Text content records for pages:
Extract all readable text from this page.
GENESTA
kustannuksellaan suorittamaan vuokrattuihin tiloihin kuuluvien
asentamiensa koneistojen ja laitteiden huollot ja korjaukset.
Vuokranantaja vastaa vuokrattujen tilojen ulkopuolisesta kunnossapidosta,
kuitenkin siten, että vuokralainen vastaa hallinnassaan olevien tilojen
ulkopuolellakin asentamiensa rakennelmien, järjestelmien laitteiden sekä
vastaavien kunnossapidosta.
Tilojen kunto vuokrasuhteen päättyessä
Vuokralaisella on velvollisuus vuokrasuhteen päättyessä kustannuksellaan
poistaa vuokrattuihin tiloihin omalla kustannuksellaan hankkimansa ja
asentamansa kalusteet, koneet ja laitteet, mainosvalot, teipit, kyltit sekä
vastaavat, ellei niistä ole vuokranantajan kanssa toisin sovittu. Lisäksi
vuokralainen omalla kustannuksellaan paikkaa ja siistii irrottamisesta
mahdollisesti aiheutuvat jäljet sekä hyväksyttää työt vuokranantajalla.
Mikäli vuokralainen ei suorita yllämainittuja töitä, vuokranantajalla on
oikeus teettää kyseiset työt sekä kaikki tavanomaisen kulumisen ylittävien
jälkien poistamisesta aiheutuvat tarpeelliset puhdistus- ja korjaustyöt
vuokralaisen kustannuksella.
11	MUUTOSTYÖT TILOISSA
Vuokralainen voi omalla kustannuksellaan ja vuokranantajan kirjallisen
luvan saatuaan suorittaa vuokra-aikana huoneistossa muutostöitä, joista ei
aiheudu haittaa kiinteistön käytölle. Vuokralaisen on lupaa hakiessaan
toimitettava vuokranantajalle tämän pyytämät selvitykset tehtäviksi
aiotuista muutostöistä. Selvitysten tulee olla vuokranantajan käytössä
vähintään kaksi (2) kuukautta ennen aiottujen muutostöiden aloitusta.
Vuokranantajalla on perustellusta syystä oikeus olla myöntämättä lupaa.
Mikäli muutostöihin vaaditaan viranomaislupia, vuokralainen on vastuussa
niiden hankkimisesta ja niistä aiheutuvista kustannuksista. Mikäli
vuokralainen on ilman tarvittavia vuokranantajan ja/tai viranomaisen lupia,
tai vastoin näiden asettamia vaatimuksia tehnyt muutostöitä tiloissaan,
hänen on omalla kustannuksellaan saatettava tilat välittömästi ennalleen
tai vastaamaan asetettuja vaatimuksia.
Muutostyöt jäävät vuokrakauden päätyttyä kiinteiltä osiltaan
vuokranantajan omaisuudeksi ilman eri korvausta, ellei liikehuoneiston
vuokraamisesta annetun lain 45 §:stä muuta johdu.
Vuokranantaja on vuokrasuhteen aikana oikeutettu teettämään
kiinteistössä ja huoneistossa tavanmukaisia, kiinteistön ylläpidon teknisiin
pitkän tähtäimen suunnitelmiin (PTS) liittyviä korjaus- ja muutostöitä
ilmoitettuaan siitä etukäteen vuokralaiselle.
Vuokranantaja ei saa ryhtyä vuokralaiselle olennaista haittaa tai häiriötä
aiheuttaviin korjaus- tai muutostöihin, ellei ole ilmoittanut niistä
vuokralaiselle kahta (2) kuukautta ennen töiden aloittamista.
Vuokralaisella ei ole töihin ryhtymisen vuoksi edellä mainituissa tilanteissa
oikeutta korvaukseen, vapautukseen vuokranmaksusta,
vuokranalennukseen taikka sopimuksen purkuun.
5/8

• **Problem requirements**: Go through the records and output them all, word for word.

• **Response to the exercise**:
Extract all readable text from this page.
GENESTA
kustannuksellaan suorittamaan vuokrattuihin tiloihin kuuluvien
asentamiensa koneistojen ja laitteiden huollot ja korjaukset.
Vuokranantaja vastaa vuokrattujen tilojen ulkopuolisesta kunnossapidosta,
kuitenkin siten, että vuokralainen vastaa hallinnassaan olevien tilojen
ulkopuolellakin asentamiensa rakennelmien, järjestelmien laitteiden sekä
vastaavien kunnossapidosta.
Tilojen kunto vuokrasuhteen päättyessä
Vuokralaisella on velvollisuus vuokrasuhteen päättyessä kustannuksellaan
poistaa vuokrattuihin tiloihin omalla kustannuksellaan hankkimansa ja
asentamansa kalusteet, koneet ja laitteet, mainosvalot, teipit, kyltit sekä
vastaavat, ellei niistä ole vuokranantajan kanssa toisin sovittu. Lisäksi
vuokralainen omalla kustannuksellaan paikkaa ja siistii irrottamisesta
mahdollisesti aiheutuvat jäljet sekä hyväksyttää työt vuokranantajalla.
Mikäli vuokralainen ei suorita yllämainittuja töitä, vuokranantajalla on
oikeus teettää kyseiset työt sekä kaikki tavanomaisen kulumisen ylittävien
jälkien poistamisesta aiheutuvat tarpeelliset puhdistus- ja korjaustyöt
vuokralaisen kustannuksella.
11	MUUTOSTYÖT TILOISSA
Vuokralainen voi omalla kustannuksellaan ja vuokranantajan kirjallisen
luvan saatuaan suorittaa vuokra-aikana huoneistossa muutostöitä, joista ei
aiheudu haittaa kiinteistön käytölle. Vuokralaisen on lupaa hakiessaan
toimitettava vuokranantajalle tämän pyytämät selvitykset tehtäviksi
aiotuista muutostöistä. Selvitysten tulee olla vuokranantajan käytössä
vähintään kaksi (2) kuukautta ennen aiottujen muutostöiden aloitusta.
Vuokranantajalla on perustellusta syystä oikeus olla myöntämättä lupaa.
Mikäli muutostöihin vaaditaan viranomaislupia, vuokralainen on vastuussa
niiden hankkimisesta ja niistä aiheutuvista kustannuksista. Mikäli
vuokralainen on ilman tarvittavia vuokranantajan ja/tai viranomaisen lupia,
tai vastoin näiden asettamia vaatimuksia tehnyt muutostöitä tiloissaan,
hänen on omalla kustannuksellaan saatettava tilat välittömästi ennalleen
tai vastaamaan asetettuja vaatimuksia.
Muutostyöt jäävät vuokrakauden päätyttyä kiinteiltä osiltaan
vuokranantajan omaisuudeksi ilman eri korvausta, ellei liikehuoneiston
vuokraamisesta annetun lain 45 §:stä muuta johdu.
Vuokranantaja on vuokrasuhteen aikana oikeutettu teettämään
kiinteistössä ja huoneistossa tavanmukaisia, kiinteistön ylläpidon teknisiin
pitkän tähtäimen suunnitelmiin (PTS) liittyviä korjaus- ja muutostöitä
ilmoitettuaan siitä etukäteen vuokralaiselle.
Vuokranantaja ei saa ryhtyä vuokralaiselle olennaista haittaa tai häiriötä
aiheuttaviin korjaus- tai muutostöihin, ellei ole ilmoittanut niistä
vuokralaiselle kahta (2) kuukautta ennen töiden aloittamista.
Vuokralaisella ei ole töihin ryhtymisen vuoksi edellä mainituissa tilanteissa
oikeutta korvaukseen, vapautukseen vuokranmaksusta,
vuokranalennukseen taikka sopimuksen purkuun.
5/8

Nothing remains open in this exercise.